- Goal of the exercise -
Which lines in the records below contain the word "title"? Copy each of them.

Records from a collection
□ □ □

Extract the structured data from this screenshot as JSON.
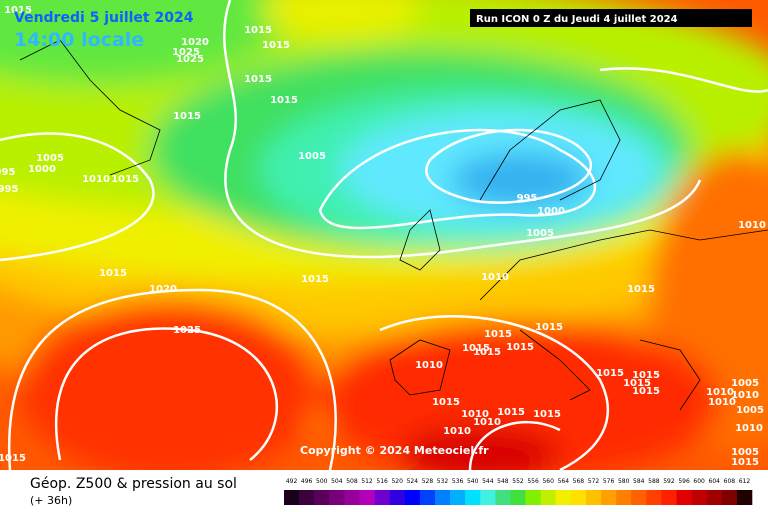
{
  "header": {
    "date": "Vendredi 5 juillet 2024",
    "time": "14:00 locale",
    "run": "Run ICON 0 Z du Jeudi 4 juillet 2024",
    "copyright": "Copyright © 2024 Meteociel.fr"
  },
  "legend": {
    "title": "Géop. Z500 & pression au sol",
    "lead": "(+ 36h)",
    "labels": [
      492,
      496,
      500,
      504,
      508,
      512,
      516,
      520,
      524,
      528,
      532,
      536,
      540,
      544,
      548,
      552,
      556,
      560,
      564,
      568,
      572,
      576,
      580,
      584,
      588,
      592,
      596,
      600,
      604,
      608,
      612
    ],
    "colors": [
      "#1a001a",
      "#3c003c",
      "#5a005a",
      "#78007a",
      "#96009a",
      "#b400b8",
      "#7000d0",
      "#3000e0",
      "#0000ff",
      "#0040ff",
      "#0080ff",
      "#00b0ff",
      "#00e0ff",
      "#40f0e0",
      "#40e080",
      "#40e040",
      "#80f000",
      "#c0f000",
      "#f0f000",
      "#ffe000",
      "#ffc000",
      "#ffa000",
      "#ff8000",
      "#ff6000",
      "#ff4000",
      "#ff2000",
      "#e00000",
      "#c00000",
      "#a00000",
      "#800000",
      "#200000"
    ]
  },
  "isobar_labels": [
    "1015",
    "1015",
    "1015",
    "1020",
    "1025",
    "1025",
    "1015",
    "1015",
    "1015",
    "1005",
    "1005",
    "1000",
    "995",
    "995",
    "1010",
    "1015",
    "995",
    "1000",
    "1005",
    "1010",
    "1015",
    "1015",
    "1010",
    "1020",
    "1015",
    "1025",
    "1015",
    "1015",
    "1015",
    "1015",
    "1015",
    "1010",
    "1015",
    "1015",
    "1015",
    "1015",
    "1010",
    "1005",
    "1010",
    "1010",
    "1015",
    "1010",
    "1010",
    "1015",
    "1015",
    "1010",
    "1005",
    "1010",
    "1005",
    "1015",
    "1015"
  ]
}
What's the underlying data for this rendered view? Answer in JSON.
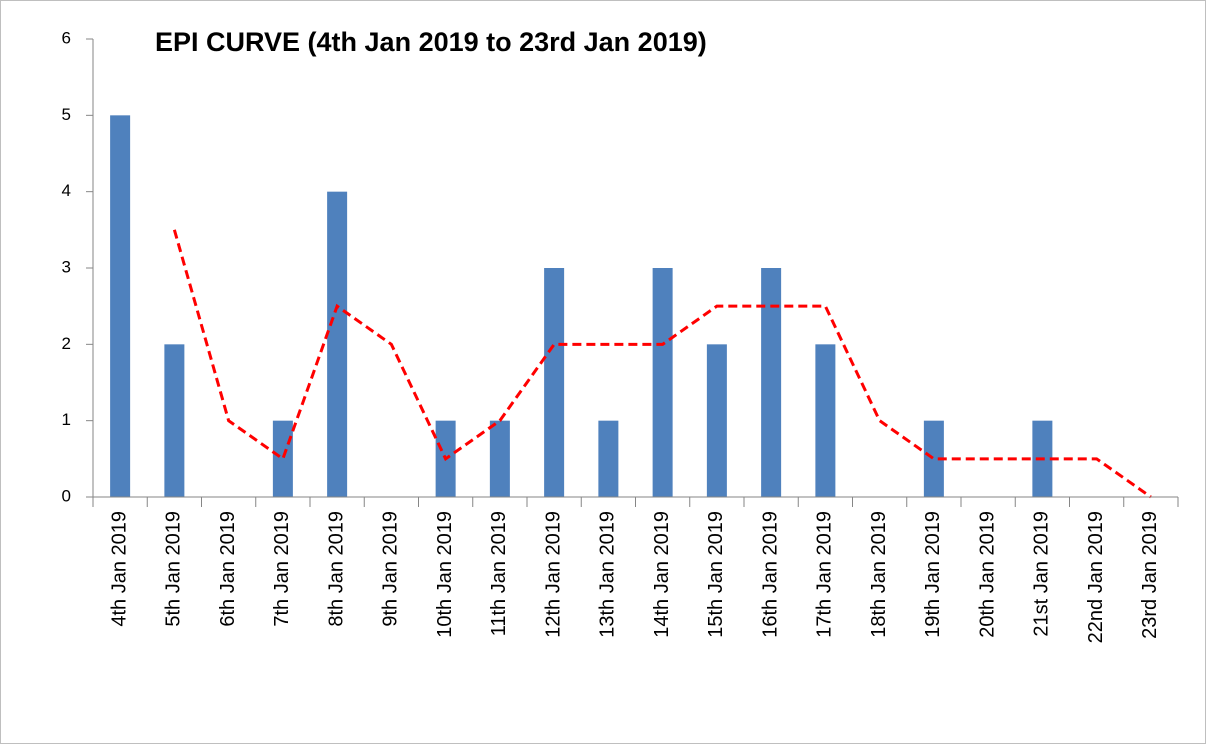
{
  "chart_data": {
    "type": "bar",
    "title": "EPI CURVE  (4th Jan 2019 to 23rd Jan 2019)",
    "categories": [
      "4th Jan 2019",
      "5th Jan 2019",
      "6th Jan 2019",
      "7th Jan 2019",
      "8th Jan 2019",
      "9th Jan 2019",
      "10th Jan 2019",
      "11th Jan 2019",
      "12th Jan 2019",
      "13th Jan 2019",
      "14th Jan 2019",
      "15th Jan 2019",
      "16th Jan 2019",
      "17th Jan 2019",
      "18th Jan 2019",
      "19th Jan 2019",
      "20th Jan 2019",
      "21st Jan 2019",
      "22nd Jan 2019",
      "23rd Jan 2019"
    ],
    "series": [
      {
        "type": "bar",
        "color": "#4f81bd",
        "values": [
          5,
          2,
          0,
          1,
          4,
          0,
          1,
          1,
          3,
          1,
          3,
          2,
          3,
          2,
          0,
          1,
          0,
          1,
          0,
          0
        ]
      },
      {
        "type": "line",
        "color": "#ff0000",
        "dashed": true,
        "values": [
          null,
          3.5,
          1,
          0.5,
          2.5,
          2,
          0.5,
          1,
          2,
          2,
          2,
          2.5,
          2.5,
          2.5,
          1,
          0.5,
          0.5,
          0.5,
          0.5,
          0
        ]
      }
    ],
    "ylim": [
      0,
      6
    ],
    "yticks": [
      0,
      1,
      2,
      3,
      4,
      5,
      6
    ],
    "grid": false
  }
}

□ □ □

- Final result -
    "title": "Géop. Z500 & pression au sol",
    "title": "EPI CURVE  (4th Jan 2019 to 23rd Jan 2019)",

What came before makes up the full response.